■ SET PROBLEM
Lines containing the string "acidity" are to be counted; report only how many there are.

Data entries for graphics
** START **

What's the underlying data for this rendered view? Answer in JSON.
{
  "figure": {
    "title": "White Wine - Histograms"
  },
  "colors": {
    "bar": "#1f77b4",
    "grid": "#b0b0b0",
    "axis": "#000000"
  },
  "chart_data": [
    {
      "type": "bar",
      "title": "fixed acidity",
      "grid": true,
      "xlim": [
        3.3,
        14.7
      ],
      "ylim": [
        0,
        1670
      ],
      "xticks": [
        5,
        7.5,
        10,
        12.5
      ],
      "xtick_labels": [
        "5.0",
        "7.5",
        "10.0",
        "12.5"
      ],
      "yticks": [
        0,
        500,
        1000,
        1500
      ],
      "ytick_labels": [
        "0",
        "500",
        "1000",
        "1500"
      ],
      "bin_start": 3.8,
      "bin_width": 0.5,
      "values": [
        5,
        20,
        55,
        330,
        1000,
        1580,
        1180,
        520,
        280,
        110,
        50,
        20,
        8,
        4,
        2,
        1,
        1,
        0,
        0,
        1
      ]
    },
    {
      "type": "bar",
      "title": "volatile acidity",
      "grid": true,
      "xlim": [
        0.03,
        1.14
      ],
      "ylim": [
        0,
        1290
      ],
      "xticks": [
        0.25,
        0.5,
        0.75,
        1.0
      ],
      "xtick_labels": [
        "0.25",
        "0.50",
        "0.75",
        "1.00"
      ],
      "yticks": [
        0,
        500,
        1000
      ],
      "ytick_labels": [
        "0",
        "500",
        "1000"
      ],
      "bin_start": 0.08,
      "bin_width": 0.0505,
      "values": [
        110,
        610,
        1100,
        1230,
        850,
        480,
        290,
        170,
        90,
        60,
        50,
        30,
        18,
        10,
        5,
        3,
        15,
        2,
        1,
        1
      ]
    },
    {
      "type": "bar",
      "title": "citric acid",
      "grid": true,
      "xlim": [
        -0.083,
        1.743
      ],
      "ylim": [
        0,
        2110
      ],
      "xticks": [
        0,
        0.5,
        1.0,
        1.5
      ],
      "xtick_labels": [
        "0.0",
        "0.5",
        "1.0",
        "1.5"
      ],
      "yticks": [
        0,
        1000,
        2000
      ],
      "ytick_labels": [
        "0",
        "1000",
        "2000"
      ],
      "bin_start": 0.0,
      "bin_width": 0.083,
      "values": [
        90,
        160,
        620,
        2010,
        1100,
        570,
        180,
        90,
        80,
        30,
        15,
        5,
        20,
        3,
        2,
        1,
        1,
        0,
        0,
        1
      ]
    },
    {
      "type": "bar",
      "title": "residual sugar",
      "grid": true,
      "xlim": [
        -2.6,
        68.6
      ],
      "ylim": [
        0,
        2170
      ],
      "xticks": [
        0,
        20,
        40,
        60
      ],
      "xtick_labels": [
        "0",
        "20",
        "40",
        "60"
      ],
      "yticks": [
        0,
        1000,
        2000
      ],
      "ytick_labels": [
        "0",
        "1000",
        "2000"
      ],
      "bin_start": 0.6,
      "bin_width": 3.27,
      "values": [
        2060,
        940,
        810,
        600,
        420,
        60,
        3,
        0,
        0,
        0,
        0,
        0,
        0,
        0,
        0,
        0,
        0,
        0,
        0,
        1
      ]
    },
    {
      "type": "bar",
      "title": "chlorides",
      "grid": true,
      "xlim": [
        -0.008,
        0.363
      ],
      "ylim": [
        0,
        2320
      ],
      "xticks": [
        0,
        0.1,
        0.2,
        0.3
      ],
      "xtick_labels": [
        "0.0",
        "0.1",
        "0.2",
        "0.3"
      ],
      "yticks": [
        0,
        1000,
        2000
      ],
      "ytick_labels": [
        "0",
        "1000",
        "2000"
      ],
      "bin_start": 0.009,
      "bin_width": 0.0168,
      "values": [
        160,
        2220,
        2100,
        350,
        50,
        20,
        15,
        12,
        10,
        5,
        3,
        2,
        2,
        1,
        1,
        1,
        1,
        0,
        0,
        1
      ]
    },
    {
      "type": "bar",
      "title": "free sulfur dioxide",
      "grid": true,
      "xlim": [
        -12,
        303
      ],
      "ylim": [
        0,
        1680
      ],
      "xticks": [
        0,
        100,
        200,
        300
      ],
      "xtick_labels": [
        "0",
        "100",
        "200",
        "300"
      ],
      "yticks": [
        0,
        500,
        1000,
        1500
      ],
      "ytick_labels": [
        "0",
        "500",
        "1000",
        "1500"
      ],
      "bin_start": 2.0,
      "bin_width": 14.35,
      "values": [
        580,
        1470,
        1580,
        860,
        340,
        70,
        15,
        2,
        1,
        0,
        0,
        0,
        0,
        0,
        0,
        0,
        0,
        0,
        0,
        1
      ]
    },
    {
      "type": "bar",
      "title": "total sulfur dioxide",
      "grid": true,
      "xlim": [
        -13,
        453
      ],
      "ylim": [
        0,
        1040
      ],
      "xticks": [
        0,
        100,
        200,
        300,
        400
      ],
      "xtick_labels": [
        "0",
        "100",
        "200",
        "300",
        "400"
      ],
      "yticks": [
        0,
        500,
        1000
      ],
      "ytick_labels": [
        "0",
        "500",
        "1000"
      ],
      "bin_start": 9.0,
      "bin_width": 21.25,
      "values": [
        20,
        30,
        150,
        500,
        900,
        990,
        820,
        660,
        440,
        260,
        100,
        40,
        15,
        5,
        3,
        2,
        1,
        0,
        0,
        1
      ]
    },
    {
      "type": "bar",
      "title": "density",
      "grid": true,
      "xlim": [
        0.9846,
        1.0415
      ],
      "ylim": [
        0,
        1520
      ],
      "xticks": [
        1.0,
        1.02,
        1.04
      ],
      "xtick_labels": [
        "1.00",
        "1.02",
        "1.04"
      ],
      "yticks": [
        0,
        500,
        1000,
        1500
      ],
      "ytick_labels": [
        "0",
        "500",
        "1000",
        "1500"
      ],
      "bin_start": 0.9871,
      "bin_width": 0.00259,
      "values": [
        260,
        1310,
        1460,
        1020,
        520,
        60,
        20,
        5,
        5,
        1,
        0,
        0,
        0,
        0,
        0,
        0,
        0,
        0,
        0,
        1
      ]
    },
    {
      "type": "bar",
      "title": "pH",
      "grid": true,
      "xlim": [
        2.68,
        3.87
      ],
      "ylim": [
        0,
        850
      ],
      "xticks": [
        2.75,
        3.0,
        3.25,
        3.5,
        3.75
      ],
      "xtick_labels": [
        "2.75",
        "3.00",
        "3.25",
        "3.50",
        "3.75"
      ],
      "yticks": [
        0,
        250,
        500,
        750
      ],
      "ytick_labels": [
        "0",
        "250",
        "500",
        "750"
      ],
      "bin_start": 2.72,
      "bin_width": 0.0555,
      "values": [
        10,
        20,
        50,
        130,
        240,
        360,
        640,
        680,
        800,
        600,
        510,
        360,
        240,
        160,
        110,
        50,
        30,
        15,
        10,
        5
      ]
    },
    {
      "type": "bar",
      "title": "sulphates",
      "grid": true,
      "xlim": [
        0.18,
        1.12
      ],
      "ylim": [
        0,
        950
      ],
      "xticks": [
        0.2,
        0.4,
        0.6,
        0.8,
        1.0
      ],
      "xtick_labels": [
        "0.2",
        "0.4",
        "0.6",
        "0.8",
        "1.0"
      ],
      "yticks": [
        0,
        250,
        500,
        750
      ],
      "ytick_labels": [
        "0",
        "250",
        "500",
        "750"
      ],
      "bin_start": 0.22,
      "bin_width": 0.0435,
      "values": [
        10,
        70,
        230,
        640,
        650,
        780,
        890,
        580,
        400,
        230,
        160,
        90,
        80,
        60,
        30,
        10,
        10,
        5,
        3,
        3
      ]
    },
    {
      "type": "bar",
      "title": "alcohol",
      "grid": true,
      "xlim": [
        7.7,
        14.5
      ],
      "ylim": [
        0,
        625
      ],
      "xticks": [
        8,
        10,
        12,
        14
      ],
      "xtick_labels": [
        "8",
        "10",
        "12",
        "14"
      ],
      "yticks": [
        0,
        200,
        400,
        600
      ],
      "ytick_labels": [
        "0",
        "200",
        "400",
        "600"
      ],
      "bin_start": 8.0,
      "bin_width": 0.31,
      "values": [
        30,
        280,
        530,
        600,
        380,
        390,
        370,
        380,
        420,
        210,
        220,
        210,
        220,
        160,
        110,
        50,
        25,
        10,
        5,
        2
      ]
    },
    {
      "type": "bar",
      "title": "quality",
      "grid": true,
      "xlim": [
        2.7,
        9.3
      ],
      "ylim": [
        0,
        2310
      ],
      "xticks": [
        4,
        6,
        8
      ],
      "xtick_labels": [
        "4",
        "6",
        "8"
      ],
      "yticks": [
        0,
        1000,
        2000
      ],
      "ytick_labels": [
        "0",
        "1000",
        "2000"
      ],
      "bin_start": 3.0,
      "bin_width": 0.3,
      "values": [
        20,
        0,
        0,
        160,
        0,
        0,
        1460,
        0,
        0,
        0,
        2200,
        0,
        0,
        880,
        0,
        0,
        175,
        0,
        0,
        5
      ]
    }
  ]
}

** END **

■ THE REPLY
2